▸ PROMPT
Repeat every line below exactly as it reads.

Collected data entries
····················

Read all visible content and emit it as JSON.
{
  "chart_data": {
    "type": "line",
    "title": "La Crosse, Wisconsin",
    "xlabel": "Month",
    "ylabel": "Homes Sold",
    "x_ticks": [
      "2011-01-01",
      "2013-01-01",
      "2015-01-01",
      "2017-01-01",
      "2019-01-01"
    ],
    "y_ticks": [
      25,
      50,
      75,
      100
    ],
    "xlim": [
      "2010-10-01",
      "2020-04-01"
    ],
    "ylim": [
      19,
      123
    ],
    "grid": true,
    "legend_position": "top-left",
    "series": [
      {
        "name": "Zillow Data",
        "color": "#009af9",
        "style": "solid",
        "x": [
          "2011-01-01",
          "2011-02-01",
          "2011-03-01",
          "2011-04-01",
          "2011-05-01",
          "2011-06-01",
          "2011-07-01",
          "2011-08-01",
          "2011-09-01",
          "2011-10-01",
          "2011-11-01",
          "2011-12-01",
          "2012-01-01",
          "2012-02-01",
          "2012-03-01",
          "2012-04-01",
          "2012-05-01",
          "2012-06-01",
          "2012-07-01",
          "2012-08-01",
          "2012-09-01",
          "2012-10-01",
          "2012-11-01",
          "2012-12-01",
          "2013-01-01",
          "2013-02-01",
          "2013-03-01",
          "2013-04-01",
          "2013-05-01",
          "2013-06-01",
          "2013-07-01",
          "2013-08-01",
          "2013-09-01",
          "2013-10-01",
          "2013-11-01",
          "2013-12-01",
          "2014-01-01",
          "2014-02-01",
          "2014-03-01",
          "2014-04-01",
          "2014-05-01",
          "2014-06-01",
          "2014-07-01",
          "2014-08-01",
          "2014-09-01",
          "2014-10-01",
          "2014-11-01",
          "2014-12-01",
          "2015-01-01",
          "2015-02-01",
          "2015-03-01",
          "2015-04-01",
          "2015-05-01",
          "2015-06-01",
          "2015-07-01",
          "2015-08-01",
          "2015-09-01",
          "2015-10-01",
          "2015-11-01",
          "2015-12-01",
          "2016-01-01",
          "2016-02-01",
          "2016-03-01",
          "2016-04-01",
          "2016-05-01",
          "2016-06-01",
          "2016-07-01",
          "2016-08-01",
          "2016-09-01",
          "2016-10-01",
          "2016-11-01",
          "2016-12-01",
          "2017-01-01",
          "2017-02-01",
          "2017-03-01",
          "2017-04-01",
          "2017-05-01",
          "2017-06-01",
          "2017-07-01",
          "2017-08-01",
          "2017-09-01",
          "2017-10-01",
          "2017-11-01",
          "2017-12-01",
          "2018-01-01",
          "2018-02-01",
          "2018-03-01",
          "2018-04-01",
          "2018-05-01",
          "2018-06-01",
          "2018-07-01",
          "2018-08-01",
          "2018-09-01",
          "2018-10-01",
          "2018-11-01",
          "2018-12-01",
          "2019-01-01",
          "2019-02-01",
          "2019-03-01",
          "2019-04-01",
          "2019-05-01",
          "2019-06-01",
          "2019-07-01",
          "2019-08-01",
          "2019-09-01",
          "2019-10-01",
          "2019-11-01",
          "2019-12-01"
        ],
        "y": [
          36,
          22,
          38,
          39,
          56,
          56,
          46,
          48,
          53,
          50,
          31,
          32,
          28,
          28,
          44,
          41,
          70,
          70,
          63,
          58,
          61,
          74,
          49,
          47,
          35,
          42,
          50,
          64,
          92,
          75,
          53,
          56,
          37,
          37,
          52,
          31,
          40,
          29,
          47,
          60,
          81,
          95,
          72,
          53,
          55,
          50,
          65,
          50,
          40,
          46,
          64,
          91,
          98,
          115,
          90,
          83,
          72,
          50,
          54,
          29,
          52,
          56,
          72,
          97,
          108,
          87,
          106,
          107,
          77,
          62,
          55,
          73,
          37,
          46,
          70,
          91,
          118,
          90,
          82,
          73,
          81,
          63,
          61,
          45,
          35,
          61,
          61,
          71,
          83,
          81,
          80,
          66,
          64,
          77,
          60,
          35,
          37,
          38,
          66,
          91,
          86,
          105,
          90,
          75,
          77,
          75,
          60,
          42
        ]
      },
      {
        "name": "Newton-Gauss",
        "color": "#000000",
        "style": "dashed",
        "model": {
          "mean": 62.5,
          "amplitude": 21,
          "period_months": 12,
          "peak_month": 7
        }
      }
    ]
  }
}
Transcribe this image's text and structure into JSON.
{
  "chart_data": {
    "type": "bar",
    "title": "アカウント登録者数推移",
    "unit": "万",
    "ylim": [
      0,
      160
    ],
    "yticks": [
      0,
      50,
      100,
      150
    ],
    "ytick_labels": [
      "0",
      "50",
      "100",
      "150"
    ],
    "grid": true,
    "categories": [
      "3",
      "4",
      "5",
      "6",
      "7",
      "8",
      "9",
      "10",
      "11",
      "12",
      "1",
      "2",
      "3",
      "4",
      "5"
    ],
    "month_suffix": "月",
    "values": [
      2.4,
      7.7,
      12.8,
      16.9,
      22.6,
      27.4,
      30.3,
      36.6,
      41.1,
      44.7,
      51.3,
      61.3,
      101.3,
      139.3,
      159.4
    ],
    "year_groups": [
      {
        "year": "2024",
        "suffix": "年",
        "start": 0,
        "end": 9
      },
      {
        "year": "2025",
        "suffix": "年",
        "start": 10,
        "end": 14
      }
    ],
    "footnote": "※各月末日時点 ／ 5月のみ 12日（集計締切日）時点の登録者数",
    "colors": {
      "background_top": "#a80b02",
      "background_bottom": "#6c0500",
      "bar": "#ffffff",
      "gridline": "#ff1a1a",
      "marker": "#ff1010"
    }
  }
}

····················

▸ RESULT FOR THIS TASK
Read all visible content and emit it as JSON.
{
  "chart_data": {
    "type": "line",
    "title": "La Crosse, Wisconsin",
    "xlabel": "Month",
    "ylabel": "Homes Sold",
    "x_ticks": [
      "2011-01-01",
      "2013-01-01",
      "2015-01-01",
      "2017-01-01",
      "2019-01-01"
    ],
    "y_ticks": [
      25,
      50,
      75,
      100
    ],
    "xlim": [
      "2010-10-01",
      "2020-04-01"
    ],
    "ylim": [
      19,
      123
    ],
    "grid": true,
    "legend_position": "top-left",
    "series": [
      {
        "name": "Zillow Data",
        "color": "#009af9",
        "style": "solid",
        "x": [
          "2011-01-01",
          "2011-02-01",
          "2011-03-01",
          "2011-04-01",
          "2011-05-01",
          "2011-06-01",
          "2011-07-01",
          "2011-08-01",
          "2011-09-01",
          "2011-10-01",
          "2011-11-01",
          "2011-12-01",
          "2012-01-01",
          "2012-02-01",
          "2012-03-01",
          "2012-04-01",
          "2012-05-01",
          "2012-06-01",
          "2012-07-01",
          "2012-08-01",
          "2012-09-01",
          "2012-10-01",
          "2012-11-01",
          "2012-12-01",
          "2013-01-01",
          "2013-02-01",
          "2013-03-01",
          "2013-04-01",
          "2013-05-01",
          "2013-06-01",
          "2013-07-01",
          "2013-08-01",
          "2013-09-01",
          "2013-10-01",
          "2013-11-01",
          "2013-12-01",
          "2014-01-01",
          "2014-02-01",
          "2014-03-01",
          "2014-04-01",
          "2014-05-01",
          "2014-06-01",
          "2014-07-01",
          "2014-08-01",
          "2014-09-01",
          "2014-10-01",
          "2014-11-01",
          "2014-12-01",
          "2015-01-01",
          "2015-02-01",
          "2015-03-01",
          "2015-04-01",
          "2015-05-01",
          "2015-06-01",
          "2015-07-01",
          "2015-08-01",
          "2015-09-01",
          "2015-10-01",
          "2015-11-01",
          "2015-12-01",
          "2016-01-01",
          "2016-02-01",
          "2016-03-01",
          "2016-04-01",
          "2016-05-01",
          "2016-06-01",
          "2016-07-01",
          "2016-08-01",
          "2016-09-01",
          "2016-10-01",
          "2016-11-01",
          "2016-12-01",
          "2017-01-01",
          "2017-02-01",
          "2017-03-01",
          "2017-04-01",
          "2017-05-01",
          "2017-06-01",
          "2017-07-01",
          "2017-08-01",
          "2017-09-01",
          "2017-10-01",
          "2017-11-01",
          "2017-12-01",
          "2018-01-01",
          "2018-02-01",
          "2018-03-01",
          "2018-04-01",
          "2018-05-01",
          "2018-06-01",
          "2018-07-01",
          "2018-08-01",
          "2018-09-01",
          "2018-10-01",
          "2018-11-01",
          "2018-12-01",
          "2019-01-01",
          "2019-02-01",
          "2019-03-01",
          "2019-04-01",
          "2019-05-01",
          "2019-06-01",
          "2019-07-01",
          "2019-08-01",
          "2019-09-01",
          "2019-10-01",
          "2019-11-01",
          "2019-12-01"
        ],
        "y": [
          36,
          22,
          38,
          39,
          56,
          56,
          46,
          48,
          53,
          50,
          31,
          32,
          28,
          28,
          44,
          41,
          70,
          70,
          63,
          58,
          61,
          74,
          49,
          47,
          35,
          42,
          50,
          64,
          92,
          75,
          53,
          56,
          37,
          37,
          52,
          31,
          40,
          29,
          47,
          60,
          81,
          95,
          72,
          53,
          55,
          50,
          65,
          50,
          40,
          46,
          64,
          91,
          98,
          115,
          90,
          83,
          72,
          50,
          54,
          29,
          52,
          56,
          72,
          97,
          108,
          87,
          106,
          107,
          77,
          62,
          55,
          73,
          37,
          46,
          70,
          91,
          118,
          90,
          82,
          73,
          81,
          63,
          61,
          45,
          35,
          61,
          61,
          71,
          83,
          81,
          80,
          66,
          64,
          77,
          60,
          35,
          37,
          38,
          66,
          91,
          86,
          105,
          90,
          75,
          77,
          75,
          60,
          42
        ]
      },
      {
        "name": "Newton-Gauss",
        "color": "#000000",
        "style": "dashed",
        "model": {
          "mean": 62.5,
          "amplitude": 21,
          "period_months": 12,
          "peak_month": 7
        }
      }
    ]
  }
}
Transcribe this image's text and structure into JSON.
{
  "chart_data": {
    "type": "bar",
    "title": "アカウント登録者数推移",
    "unit": "万",
    "ylim": [
      0,
      160
    ],
    "yticks": [
      0,
      50,
      100,
      150
    ],
    "ytick_labels": [
      "0",
      "50",
      "100",
      "150"
    ],
    "grid": true,
    "categories": [
      "3",
      "4",
      "5",
      "6",
      "7",
      "8",
      "9",
      "10",
      "11",
      "12",
      "1",
      "2",
      "3",
      "4",
      "5"
    ],
    "month_suffix": "月",
    "values": [
      2.4,
      7.7,
      12.8,
      16.9,
      22.6,
      27.4,
      30.3,
      36.6,
      41.1,
      44.7,
      51.3,
      61.3,
      101.3,
      139.3,
      159.4
    ],
    "year_groups": [
      {
        "year": "2024",
        "suffix": "年",
        "start": 0,
        "end": 9
      },
      {
        "year": "2025",
        "suffix": "年",
        "start": 10,
        "end": 14
      }
    ],
    "footnote": "※各月末日時点 ／ 5月のみ 12日（集計締切日）時点の登録者数",
    "colors": {
      "background_top": "#a80b02",
      "background_bottom": "#6c0500",
      "bar": "#ffffff",
      "gridline": "#ff1a1a",
      "marker": "#ff1010"
    }
  }
}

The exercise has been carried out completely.